The request: Collect all the lines that mention the word "than".

■ ■ ■

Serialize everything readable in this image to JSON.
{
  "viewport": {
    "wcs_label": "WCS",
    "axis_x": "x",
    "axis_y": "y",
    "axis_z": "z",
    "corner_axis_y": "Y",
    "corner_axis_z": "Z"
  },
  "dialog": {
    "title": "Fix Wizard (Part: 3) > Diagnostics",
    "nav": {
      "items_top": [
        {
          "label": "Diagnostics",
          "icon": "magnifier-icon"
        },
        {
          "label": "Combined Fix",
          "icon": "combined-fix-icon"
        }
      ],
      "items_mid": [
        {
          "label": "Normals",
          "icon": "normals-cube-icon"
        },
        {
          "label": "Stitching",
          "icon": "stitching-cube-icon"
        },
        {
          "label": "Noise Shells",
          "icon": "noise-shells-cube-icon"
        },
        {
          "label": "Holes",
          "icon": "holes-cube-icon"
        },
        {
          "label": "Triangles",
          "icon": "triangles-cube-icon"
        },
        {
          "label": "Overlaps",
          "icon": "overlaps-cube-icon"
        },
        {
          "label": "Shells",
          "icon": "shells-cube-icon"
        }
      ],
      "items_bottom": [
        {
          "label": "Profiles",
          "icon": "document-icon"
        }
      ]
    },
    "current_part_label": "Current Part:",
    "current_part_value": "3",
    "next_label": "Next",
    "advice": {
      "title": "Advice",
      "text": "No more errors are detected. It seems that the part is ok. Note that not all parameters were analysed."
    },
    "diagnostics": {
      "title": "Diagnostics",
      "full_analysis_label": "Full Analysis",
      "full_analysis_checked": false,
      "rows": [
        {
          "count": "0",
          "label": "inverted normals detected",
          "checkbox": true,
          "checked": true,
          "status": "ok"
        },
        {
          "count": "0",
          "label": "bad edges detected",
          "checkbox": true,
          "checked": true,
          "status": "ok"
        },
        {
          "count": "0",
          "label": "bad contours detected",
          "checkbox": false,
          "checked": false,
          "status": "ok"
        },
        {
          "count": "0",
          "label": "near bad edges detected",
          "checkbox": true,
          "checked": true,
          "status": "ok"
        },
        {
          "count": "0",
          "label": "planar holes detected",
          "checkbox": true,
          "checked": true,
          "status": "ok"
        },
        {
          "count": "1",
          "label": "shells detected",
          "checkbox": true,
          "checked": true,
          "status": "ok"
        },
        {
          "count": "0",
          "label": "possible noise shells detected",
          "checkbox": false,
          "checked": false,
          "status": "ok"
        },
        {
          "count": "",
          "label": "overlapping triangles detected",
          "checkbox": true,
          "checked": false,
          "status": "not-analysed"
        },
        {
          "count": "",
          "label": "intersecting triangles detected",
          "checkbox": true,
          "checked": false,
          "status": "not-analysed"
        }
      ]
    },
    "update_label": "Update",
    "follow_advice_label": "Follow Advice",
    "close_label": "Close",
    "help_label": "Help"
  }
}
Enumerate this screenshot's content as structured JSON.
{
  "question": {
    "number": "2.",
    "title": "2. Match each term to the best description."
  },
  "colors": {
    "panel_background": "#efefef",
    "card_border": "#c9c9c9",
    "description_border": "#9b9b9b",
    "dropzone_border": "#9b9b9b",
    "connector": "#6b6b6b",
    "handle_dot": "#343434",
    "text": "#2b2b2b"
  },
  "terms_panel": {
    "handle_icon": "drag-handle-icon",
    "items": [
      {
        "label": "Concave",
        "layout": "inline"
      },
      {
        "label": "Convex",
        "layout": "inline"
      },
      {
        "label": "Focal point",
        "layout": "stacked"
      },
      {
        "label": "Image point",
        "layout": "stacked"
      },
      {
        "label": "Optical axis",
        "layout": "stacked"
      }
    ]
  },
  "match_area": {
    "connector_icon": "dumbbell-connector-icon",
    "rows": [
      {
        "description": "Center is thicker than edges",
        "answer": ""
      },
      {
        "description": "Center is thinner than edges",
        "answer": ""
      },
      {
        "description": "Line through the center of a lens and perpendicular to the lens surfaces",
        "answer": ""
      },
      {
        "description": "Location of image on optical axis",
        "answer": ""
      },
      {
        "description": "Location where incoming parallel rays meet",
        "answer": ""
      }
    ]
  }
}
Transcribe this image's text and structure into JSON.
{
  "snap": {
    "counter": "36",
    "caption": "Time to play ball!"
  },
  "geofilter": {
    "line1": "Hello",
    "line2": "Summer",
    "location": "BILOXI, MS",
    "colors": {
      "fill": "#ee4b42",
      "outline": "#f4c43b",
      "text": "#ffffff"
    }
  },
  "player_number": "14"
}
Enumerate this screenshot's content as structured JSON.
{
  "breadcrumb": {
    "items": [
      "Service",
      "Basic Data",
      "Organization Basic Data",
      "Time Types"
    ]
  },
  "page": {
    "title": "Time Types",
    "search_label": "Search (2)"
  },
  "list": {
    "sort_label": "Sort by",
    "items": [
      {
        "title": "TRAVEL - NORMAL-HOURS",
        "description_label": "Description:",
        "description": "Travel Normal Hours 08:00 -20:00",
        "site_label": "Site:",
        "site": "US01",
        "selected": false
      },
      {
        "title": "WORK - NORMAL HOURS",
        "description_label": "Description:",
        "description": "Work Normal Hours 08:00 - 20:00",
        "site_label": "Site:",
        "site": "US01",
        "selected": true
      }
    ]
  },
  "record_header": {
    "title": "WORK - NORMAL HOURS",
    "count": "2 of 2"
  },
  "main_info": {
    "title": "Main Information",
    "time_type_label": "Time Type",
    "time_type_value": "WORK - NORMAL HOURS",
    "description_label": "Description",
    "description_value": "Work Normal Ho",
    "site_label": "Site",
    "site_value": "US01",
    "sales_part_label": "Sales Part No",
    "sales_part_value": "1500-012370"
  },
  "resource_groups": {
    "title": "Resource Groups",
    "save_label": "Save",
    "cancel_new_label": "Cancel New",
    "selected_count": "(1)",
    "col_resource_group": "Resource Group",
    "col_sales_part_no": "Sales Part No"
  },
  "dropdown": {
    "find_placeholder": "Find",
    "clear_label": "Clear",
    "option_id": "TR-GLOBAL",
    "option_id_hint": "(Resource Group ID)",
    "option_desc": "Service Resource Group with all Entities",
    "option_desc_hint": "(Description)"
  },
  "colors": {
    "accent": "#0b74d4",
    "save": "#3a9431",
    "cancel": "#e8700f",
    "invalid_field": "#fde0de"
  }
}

■ ■ ■

Task response:
        "description": "Center is thicker than edges",
        "description": "Center is thinner than edges",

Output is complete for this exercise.